** Start of DATA TO PROCESS **

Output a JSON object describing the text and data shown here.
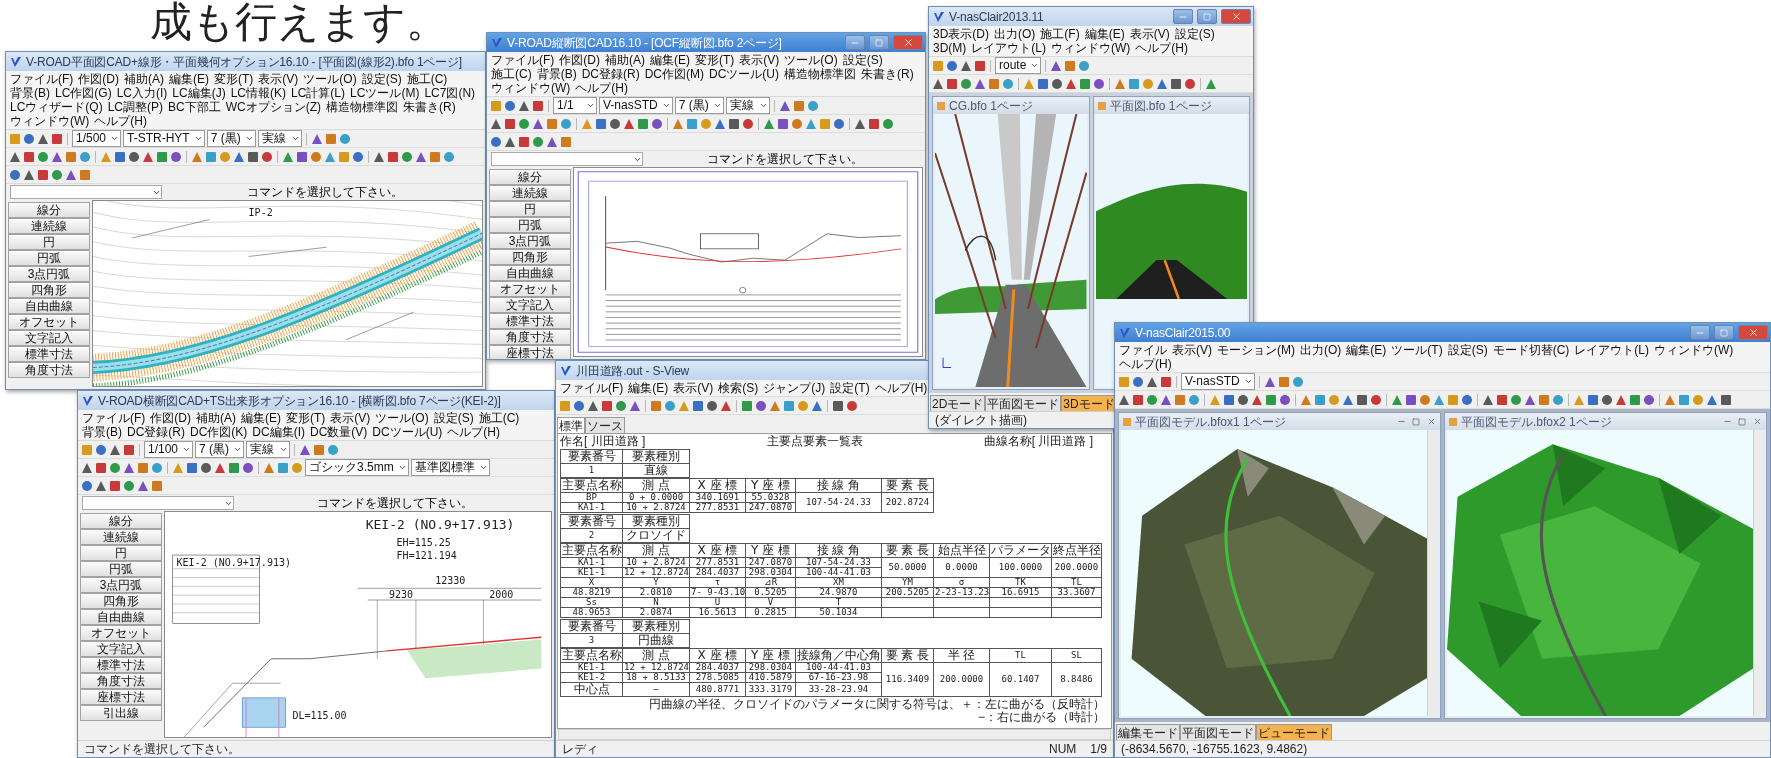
{
  "caption": "成も行えます。",
  "windows": [
    {
      "kind": "plan",
      "title": "V-ROAD平面図CAD+線形・平面幾何オプション16.10 - [平面図(線形2).bfo 1ページ]",
      "active": false,
      "controls": false,
      "menus": [
        "ファイル(F)",
        "作図(D)",
        "補助(A)",
        "編集(E)",
        "変形(T)",
        "表示(V)",
        "ツール(O)",
        "設定(S)",
        "施工(C)",
        "背景(B)",
        "LC作図(G)",
        "LC入力(I)",
        "LC編集(J)",
        "LC情報(K)",
        "LC計算(L)",
        "LCツール(M)",
        "LC7図(N)",
        "LCウィザード(Q)",
        "LC調整(P)",
        "BC下部工",
        "WCオプション(Z)",
        "構造物標準図",
        "朱書き(R)",
        "ウィンドウ(W)",
        "ヘルプ(H)"
      ],
      "combos": [
        "1/500",
        "T-STR-HYT",
        "7 (黒)",
        "実線"
      ],
      "command": "コマンドを選択して下さい。",
      "palette": [
        "線分",
        "連続線",
        "円",
        "円弧",
        "3点円弧",
        "四角形",
        "自由曲線",
        "オフセット",
        "文字記入",
        "標準寸法",
        "角度寸法"
      ],
      "labels": [
        "IP-2"
      ]
    },
    {
      "kind": "profile",
      "title": "V-ROAD縦断図CAD16.10 - [OCF縦断図.bfo 2ページ]",
      "active": true,
      "controls": true,
      "menus": [
        "ファイル(F)",
        "作図(D)",
        "補助(A)",
        "編集(E)",
        "変形(T)",
        "表示(V)",
        "ツール(O)",
        "設定(S)",
        "施工(C)",
        "背景(B)",
        "DC登録(R)",
        "DC作図(M)",
        "DCツール(U)",
        "構造物標準図",
        "朱書き(R)",
        "ウィンドウ(W)",
        "ヘルプ(H)"
      ],
      "combos": [
        "1/1",
        "V-nasSTD",
        "7 (黒)",
        "実線"
      ],
      "command": "コマンドを選択して下さい。",
      "palette": [
        "線分",
        "連続線",
        "円",
        "円弧",
        "3点円弧",
        "四角形",
        "自由曲線",
        "オフセット",
        "文字記入",
        "標準寸法",
        "角度寸法",
        "座標寸法"
      ]
    },
    {
      "kind": "viewer",
      "title": "V-nasClair2013.11",
      "active": false,
      "controls": true,
      "menus": [
        "3D表示(D)",
        "出力(O)",
        "施工(F)",
        "編集(E)",
        "表示(V)",
        "設定(S)",
        "3D(M)",
        "レイアウト(L)",
        "ウィンドウ(W)",
        "ヘルプ(H)"
      ],
      "combos": [
        "route"
      ],
      "panes": [
        {
          "kind": "bridge",
          "title": "CG.bfo 1ページ"
        },
        {
          "kind": "road",
          "title": "平面図.bfo 1ページ"
        }
      ],
      "tabs": [
        {
          "label": "2Dモード",
          "selected": false
        },
        {
          "label": "平面図モード",
          "selected": false
        },
        {
          "label": "3Dモード",
          "selected": true
        }
      ],
      "status": [
        "(ダイレクト描画)"
      ]
    },
    {
      "kind": "cross",
      "title": "V-ROAD横断図CAD+TS出来形オプション16.10 - [横断図.bfo 7ページ(KEI-2)]",
      "active": false,
      "controls": false,
      "menus": [
        "ファイル(F)",
        "作図(D)",
        "補助(A)",
        "編集(E)",
        "変形(T)",
        "表示(V)",
        "ツール(O)",
        "設定(S)",
        "施工(C)",
        "背景(B)",
        "DC登録(R)",
        "DC作図(K)",
        "DC編集(I)",
        "DC数量(V)",
        "DCツール(U)",
        "ヘルプ(H)"
      ],
      "combos": [
        "1/100",
        "7 (黒)",
        "実線"
      ],
      "combos2": [
        "ゴシック3.5mm",
        "基準図標準"
      ],
      "command": "コマンドを選択して下さい。",
      "palette": [
        "線分",
        "連続線",
        "円",
        "円弧",
        "3点円弧",
        "四角形",
        "自由曲線",
        "オフセット",
        "文字記入",
        "標準寸法",
        "角度寸法",
        "座標寸法",
        "引出線"
      ],
      "sheet": {
        "title": "KEI-2 (NO.9+17.913)",
        "levels": [
          "EH=115.25",
          "FH=121.194"
        ],
        "box_title": "KEI-2 (NO.9+17.913)",
        "dims": [
          "12330",
          "9230",
          "2000"
        ],
        "dl": "DL=115.00"
      },
      "status": [
        "コマンドを選択して下さい。"
      ]
    },
    {
      "kind": "report",
      "title": "川田道路.out - S-View",
      "active": false,
      "controls": false,
      "menus": [
        "ファイル(F)",
        "編集(E)",
        "表示(V)",
        "検索(S)",
        "ジャンプ(J)",
        "設定(T)",
        "ヘルプ(H)"
      ],
      "tabs": [
        {
          "label": "標準",
          "selected": true
        },
        {
          "label": "ソース",
          "selected": false
        }
      ],
      "report": {
        "job": "作名[ 川田道路 ]",
        "heading": "主要点要素一覧表",
        "curve": "曲線名称[ 川田道路 ]",
        "tables": [
          {
            "kind_rows": [
              [
                "要素番号",
                "要素種別"
              ],
              [
                "1",
                "直線"
              ]
            ],
            "rows": [
              [
                "主要点名称",
                "測 点",
                "X 座 標",
                "Y 座 標",
                "接 線 角",
                "要 素 長"
              ],
              [
                "BP",
                "0 + 0.0000",
                "340.1691",
                "55.0328",
                {
                  "text": "107-54-24.33",
                  "rowspan": 2
                },
                {
                  "text": "202.8724",
                  "rowspan": 2
                }
              ],
              [
                "KA1-1",
                "10 + 2.8724",
                "277.8531",
                "247.0870"
              ]
            ]
          },
          {
            "kind_rows": [
              [
                "要素番号",
                "要素種別"
              ],
              [
                "2",
                "クロソイド"
              ]
            ],
            "rows": [
              [
                "主要点名称",
                "測 点",
                "X 座 標",
                "Y 座 標",
                "接 線 角",
                "要 素 長",
                "始点半径",
                "パラメータ",
                "終点半径"
              ],
              [
                "KA1-1",
                "10 + 2.8724",
                "277.8531",
                "247.0870",
                "107-54-24.33",
                {
                  "text": "50.0000",
                  "rowspan": 2
                },
                {
                  "text": "0.0000",
                  "rowspan": 2
                },
                {
                  "text": "100.0000",
                  "rowspan": 2
                },
                {
                  "text": "200.0000",
                  "rowspan": 2
                }
              ],
              [
                "KE1-1",
                "12 + 12.8724",
                "284.4037",
                "298.0304",
                "100-44-41.03"
              ],
              [
                "X",
                "Y",
                "τ",
                "⊿R",
                "XM",
                "YM",
                "σ",
                "TK",
                "TL"
              ],
              [
                "48.8219",
                "2.0810",
                "7- 9-43.10",
                "0.5205",
                "24.9870",
                "200.5205",
                "2-23-13.23",
                "16.6915",
                "33.3607"
              ],
              [
                "Ss",
                "N",
                "U",
                "V",
                "T"
              ],
              [
                "48.9653",
                "2.0874",
                "16.5613",
                "0.2815",
                "50.1034"
              ]
            ]
          },
          {
            "kind_rows": [
              [
                "要素番号",
                "要素種別"
              ],
              [
                "3",
                "円曲線"
              ]
            ],
            "rows": [
              [
                "主要点名称",
                "測 点",
                "X 座 標",
                "Y 座 標",
                "接線角／中心角",
                "要 素 長",
                "半 径",
                "TL",
                "SL"
              ],
              [
                "KE1-1",
                "12 + 12.8724",
                "284.4037",
                "298.0304",
                "100-44-41.03",
                {
                  "text": "116.3409",
                  "rowspan": 3
                },
                {
                  "text": "200.0000",
                  "rowspan": 3
                },
                {
                  "text": "60.1407",
                  "rowspan": 3
                },
                {
                  "text": "8.8486",
                  "rowspan": 3
                }
              ],
              [
                "KE1-2",
                "18 + 8.5133",
                "278.5085",
                "410.5879",
                "67-16-23.98"
              ],
              [
                "中心点",
                "−",
                "480.8771",
                "333.3179",
                "33-28-23.94"
              ]
            ]
          }
        ],
        "note": [
          "円曲線の半径、クロソイドのパラメータに関する符号は、＋：左に曲がる（反時計）",
          "−：右に曲がる（時計）"
        ]
      },
      "status": [
        "レディ",
        "NUM",
        "1/9"
      ]
    },
    {
      "kind": "viewer",
      "title": "V-nasClair2015.00",
      "active": true,
      "controls": true,
      "menus": [
        "ファイル",
        "表示(V)",
        "モーション(M)",
        "出力(O)",
        "編集(E)",
        "ツール(T)",
        "設定(S)",
        "モード切替(C)",
        "レイアウト(L)",
        "ウィンドウ(W)",
        "ヘルプ(H)"
      ],
      "combos": [
        "V-nasSTD"
      ],
      "panes": [
        {
          "kind": "aerial",
          "title": "平面図モデル.bfox1 1ページ"
        },
        {
          "kind": "terrain",
          "title": "平面図モデル.bfox2 1ページ"
        }
      ],
      "tabs": [
        {
          "label": "編集モード",
          "selected": false
        },
        {
          "label": "平面図モード",
          "selected": false
        },
        {
          "label": "ビューモード",
          "selected": true
        }
      ],
      "status": [
        "(-8634.5670, -16755.1623, 9.4862)"
      ]
    }
  ]
}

** End of DATA TO PROCESS **

STATED PROBLEM: Copy all lines of the material above where the string "text" occurs.

EXERCISE ANSWER:
Output a JSON object describing the text and data shown here.
                  "text": "107-54-24.33",
                  "text": "202.8724",
                  "text": "50.0000",
                  "text": "0.0000",
                  "text": "100.0000",
                  "text": "200.0000",
                  "text": "116.3409",
                  "text": "200.0000",
                  "text": "60.1407",
                  "text": "8.8486",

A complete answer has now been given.